─── EXCERPTED RECORDS

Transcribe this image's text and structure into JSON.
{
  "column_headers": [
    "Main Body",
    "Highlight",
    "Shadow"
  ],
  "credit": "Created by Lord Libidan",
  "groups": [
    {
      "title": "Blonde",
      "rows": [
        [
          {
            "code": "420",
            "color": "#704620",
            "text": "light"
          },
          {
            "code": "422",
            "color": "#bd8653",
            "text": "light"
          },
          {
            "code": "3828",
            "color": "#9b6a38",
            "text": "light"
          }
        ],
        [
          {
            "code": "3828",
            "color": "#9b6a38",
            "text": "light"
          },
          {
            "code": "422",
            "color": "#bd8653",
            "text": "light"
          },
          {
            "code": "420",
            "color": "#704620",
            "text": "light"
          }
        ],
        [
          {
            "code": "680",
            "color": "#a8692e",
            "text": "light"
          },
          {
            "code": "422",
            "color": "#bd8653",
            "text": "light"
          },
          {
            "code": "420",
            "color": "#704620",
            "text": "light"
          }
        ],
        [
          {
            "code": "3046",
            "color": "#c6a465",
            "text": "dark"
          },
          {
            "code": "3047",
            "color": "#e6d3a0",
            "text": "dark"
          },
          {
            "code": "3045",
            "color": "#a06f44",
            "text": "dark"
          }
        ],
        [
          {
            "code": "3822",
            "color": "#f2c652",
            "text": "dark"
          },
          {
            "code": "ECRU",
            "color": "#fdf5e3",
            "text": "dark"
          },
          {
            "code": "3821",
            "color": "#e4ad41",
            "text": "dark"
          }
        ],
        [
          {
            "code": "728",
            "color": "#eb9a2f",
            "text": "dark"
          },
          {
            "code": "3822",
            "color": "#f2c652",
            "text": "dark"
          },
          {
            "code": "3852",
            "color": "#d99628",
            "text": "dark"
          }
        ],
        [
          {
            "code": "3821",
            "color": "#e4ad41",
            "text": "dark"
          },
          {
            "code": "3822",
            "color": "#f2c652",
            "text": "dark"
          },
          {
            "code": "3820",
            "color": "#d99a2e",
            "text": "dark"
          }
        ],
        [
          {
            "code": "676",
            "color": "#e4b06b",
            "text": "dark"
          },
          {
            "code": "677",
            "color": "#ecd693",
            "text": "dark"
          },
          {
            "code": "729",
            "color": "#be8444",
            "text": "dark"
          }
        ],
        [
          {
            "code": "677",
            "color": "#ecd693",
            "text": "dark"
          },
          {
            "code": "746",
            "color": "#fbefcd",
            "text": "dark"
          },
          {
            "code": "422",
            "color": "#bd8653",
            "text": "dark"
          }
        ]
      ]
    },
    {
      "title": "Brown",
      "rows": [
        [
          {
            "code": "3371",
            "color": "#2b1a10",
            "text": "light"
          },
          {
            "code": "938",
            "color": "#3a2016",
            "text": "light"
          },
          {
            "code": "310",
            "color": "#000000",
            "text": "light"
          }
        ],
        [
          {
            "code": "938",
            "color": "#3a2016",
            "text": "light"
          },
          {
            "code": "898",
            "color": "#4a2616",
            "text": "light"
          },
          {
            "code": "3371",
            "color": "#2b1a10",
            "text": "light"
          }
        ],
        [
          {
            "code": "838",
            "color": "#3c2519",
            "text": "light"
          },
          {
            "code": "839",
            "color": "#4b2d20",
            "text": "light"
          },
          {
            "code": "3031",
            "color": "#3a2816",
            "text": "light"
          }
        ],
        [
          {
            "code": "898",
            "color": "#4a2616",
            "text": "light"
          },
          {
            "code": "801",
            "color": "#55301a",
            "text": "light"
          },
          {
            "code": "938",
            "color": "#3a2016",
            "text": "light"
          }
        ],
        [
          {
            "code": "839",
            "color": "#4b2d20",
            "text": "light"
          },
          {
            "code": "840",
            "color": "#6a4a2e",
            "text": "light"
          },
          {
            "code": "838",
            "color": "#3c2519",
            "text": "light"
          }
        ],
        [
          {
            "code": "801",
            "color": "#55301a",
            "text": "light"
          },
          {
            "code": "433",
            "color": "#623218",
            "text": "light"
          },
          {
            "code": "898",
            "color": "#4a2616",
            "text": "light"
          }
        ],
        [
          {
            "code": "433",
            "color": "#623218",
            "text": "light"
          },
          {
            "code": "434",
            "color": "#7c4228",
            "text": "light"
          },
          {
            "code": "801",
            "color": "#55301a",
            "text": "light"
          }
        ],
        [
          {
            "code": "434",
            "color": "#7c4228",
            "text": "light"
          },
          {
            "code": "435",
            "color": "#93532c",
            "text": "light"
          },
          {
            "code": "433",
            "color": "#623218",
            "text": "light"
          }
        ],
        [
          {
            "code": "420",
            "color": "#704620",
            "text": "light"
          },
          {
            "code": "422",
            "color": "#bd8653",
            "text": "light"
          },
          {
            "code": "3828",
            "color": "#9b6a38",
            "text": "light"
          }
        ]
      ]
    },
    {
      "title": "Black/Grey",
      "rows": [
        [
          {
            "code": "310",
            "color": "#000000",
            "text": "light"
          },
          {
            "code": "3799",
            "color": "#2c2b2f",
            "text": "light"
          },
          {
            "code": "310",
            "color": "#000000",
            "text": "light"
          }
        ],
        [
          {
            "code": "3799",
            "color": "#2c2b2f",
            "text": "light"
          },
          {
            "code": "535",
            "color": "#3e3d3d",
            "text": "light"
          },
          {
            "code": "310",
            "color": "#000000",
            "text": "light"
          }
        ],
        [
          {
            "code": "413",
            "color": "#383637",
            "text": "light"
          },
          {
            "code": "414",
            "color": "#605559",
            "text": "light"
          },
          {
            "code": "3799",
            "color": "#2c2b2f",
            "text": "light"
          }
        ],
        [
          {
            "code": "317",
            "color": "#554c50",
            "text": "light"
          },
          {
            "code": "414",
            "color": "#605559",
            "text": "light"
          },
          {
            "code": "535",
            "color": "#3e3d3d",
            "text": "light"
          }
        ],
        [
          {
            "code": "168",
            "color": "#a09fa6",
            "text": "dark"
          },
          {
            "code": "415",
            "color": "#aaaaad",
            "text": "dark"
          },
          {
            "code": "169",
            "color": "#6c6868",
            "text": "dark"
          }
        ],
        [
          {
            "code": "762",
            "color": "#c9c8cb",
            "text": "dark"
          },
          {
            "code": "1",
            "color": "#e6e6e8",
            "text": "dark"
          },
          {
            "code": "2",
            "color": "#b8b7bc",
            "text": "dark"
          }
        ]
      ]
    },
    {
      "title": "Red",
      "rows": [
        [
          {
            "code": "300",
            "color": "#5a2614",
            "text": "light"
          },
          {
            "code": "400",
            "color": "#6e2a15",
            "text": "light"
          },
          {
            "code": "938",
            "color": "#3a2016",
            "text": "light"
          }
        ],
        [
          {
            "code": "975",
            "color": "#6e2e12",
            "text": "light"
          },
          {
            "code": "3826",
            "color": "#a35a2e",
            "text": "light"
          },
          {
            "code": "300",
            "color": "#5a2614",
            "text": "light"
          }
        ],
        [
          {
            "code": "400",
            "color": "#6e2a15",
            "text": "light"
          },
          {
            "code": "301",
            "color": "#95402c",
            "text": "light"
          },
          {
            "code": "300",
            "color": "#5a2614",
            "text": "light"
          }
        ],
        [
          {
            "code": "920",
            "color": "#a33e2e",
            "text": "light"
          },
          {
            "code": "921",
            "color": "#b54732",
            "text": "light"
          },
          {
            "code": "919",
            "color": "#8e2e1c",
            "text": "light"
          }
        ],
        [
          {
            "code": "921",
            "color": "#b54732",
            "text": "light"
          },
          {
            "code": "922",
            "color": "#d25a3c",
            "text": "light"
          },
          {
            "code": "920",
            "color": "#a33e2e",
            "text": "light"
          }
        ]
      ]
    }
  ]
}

──────

- WRITTEN INSTRUCTION -
The records above should all be quoted exactly, please.

- EXERCISE RESULT -
Transcribe this image's text and structure into JSON.
{
  "column_headers": [
    "Main Body",
    "Highlight",
    "Shadow"
  ],
  "credit": "Created by Lord Libidan",
  "groups": [
    {
      "title": "Blonde",
      "rows": [
        [
          {
            "code": "420",
            "color": "#704620",
            "text": "light"
          },
          {
            "code": "422",
            "color": "#bd8653",
            "text": "light"
          },
          {
            "code": "3828",
            "color": "#9b6a38",
            "text": "light"
          }
        ],
        [
          {
            "code": "3828",
            "color": "#9b6a38",
            "text": "light"
          },
          {
            "code": "422",
            "color": "#bd8653",
            "text": "light"
          },
          {
            "code": "420",
            "color": "#704620",
            "text": "light"
          }
        ],
        [
          {
            "code": "680",
            "color": "#a8692e",
            "text": "light"
          },
          {
            "code": "422",
            "color": "#bd8653",
            "text": "light"
          },
          {
            "code": "420",
            "color": "#704620",
            "text": "light"
          }
        ],
        [
          {
            "code": "3046",
            "color": "#c6a465",
            "text": "dark"
          },
          {
            "code": "3047",
            "color": "#e6d3a0",
            "text": "dark"
          },
          {
            "code": "3045",
            "color": "#a06f44",
            "text": "dark"
          }
        ],
        [
          {
            "code": "3822",
            "color": "#f2c652",
            "text": "dark"
          },
          {
            "code": "ECRU",
            "color": "#fdf5e3",
            "text": "dark"
          },
          {
            "code": "3821",
            "color": "#e4ad41",
            "text": "dark"
          }
        ],
        [
          {
            "code": "728",
            "color": "#eb9a2f",
            "text": "dark"
          },
          {
            "code": "3822",
            "color": "#f2c652",
            "text": "dark"
          },
          {
            "code": "3852",
            "color": "#d99628",
            "text": "dark"
          }
        ],
        [
          {
            "code": "3821",
            "color": "#e4ad41",
            "text": "dark"
          },
          {
            "code": "3822",
            "color": "#f2c652",
            "text": "dark"
          },
          {
            "code": "3820",
            "color": "#d99a2e",
            "text": "dark"
          }
        ],
        [
          {
            "code": "676",
            "color": "#e4b06b",
            "text": "dark"
          },
          {
            "code": "677",
            "color": "#ecd693",
            "text": "dark"
          },
          {
            "code": "729",
            "color": "#be8444",
            "text": "dark"
          }
        ],
        [
          {
            "code": "677",
            "color": "#ecd693",
            "text": "dark"
          },
          {
            "code": "746",
            "color": "#fbefcd",
            "text": "dark"
          },
          {
            "code": "422",
            "color": "#bd8653",
            "text": "dark"
          }
        ]
      ]
    },
    {
      "title": "Brown",
      "rows": [
        [
          {
            "code": "3371",
            "color": "#2b1a10",
            "text": "light"
          },
          {
            "code": "938",
            "color": "#3a2016",
            "text": "light"
          },
          {
            "code": "310",
            "color": "#000000",
            "text": "light"
          }
        ],
        [
          {
            "code": "938",
            "color": "#3a2016",
            "text": "light"
          },
          {
            "code": "898",
            "color": "#4a2616",
            "text": "light"
          },
          {
            "code": "3371",
            "color": "#2b1a10",
            "text": "light"
          }
        ],
        [
          {
            "code": "838",
            "color": "#3c2519",
            "text": "light"
          },
          {
            "code": "839",
            "color": "#4b2d20",
            "text": "light"
          },
          {
            "code": "3031",
            "color": "#3a2816",
            "text": "light"
          }
        ],
        [
          {
            "code": "898",
            "color": "#4a2616",
            "text": "light"
          },
          {
            "code": "801",
            "color": "#55301a",
            "text": "light"
          },
          {
            "code": "938",
            "color": "#3a2016",
            "text": "light"
          }
        ],
        [
          {
            "code": "839",
            "color": "#4b2d20",
            "text": "light"
          },
          {
            "code": "840",
            "color": "#6a4a2e",
            "text": "light"
          },
          {
            "code": "838",
            "color": "#3c2519",
            "text": "light"
          }
        ],
        [
          {
            "code": "801",
            "color": "#55301a",
            "text": "light"
          },
          {
            "code": "433",
            "color": "#623218",
            "text": "light"
          },
          {
            "code": "898",
            "color": "#4a2616",
            "text": "light"
          }
        ],
        [
          {
            "code": "433",
            "color": "#623218",
            "text": "light"
          },
          {
            "code": "434",
            "color": "#7c4228",
            "text": "light"
          },
          {
            "code": "801",
            "color": "#55301a",
            "text": "light"
          }
        ],
        [
          {
            "code": "434",
            "color": "#7c4228",
            "text": "light"
          },
          {
            "code": "435",
            "color": "#93532c",
            "text": "light"
          },
          {
            "code": "433",
            "color": "#623218",
            "text": "light"
          }
        ],
        [
          {
            "code": "420",
            "color": "#704620",
            "text": "light"
          },
          {
            "code": "422",
            "color": "#bd8653",
            "text": "light"
          },
          {
            "code": "3828",
            "color": "#9b6a38",
            "text": "light"
          }
        ]
      ]
    },
    {
      "title": "Black/Grey",
      "rows": [
        [
          {
            "code": "310",
            "color": "#000000",
            "text": "light"
          },
          {
            "code": "3799",
            "color": "#2c2b2f",
            "text": "light"
          },
          {
            "code": "310",
            "color": "#000000",
            "text": "light"
          }
        ],
        [
          {
            "code": "3799",
            "color": "#2c2b2f",
            "text": "light"
          },
          {
            "code": "535",
            "color": "#3e3d3d",
            "text": "light"
          },
          {
            "code": "310",
            "color": "#000000",
            "text": "light"
          }
        ],
        [
          {
            "code": "413",
            "color": "#383637",
            "text": "light"
          },
          {
            "code": "414",
            "color": "#605559",
            "text": "light"
          },
          {
            "code": "3799",
            "color": "#2c2b2f",
            "text": "light"
          }
        ],
        [
          {
            "code": "317",
            "color": "#554c50",
            "text": "light"
          },
          {
            "code": "414",
            "color": "#605559",
            "text": "light"
          },
          {
            "code": "535",
            "color": "#3e3d3d",
            "text": "light"
          }
        ],
        [
          {
            "code": "168",
            "color": "#a09fa6",
            "text": "dark"
          },
          {
            "code": "415",
            "color": "#aaaaad",
            "text": "dark"
          },
          {
            "code": "169",
            "color": "#6c6868",
            "text": "dark"
          }
        ],
        [
          {
            "code": "762",
            "color": "#c9c8cb",
            "text": "dark"
          },
          {
            "code": "1",
            "color": "#e6e6e8",
            "text": "dark"
          },
          {
            "code": "2",
            "color": "#b8b7bc",
            "text": "dark"
          }
        ]
      ]
    },
    {
      "title": "Red",
      "rows": [
        [
          {
            "code": "300",
            "color": "#5a2614",
            "text": "light"
          },
          {
            "code": "400",
            "color": "#6e2a15",
            "text": "light"
          },
          {
            "code": "938",
            "color": "#3a2016",
            "text": "light"
          }
        ],
        [
          {
            "code": "975",
            "color": "#6e2e12",
            "text": "light"
          },
          {
            "code": "3826",
            "color": "#a35a2e",
            "text": "light"
          },
          {
            "code": "300",
            "color": "#5a2614",
            "text": "light"
          }
        ],
        [
          {
            "code": "400",
            "color": "#6e2a15",
            "text": "light"
          },
          {
            "code": "301",
            "color": "#95402c",
            "text": "light"
          },
          {
            "code": "300",
            "color": "#5a2614",
            "text": "light"
          }
        ],
        [
          {
            "code": "920",
            "color": "#a33e2e",
            "text": "light"
          },
          {
            "code": "921",
            "color": "#b54732",
            "text": "light"
          },
          {
            "code": "919",
            "color": "#8e2e1c",
            "text": "light"
          }
        ],
        [
          {
            "code": "921",
            "color": "#b54732",
            "text": "light"
          },
          {
            "code": "922",
            "color": "#d25a3c",
            "text": "light"
          },
          {
            "code": "920",
            "color": "#a33e2e",
            "text": "light"
          }
        ]
      ]
    }
  ]
}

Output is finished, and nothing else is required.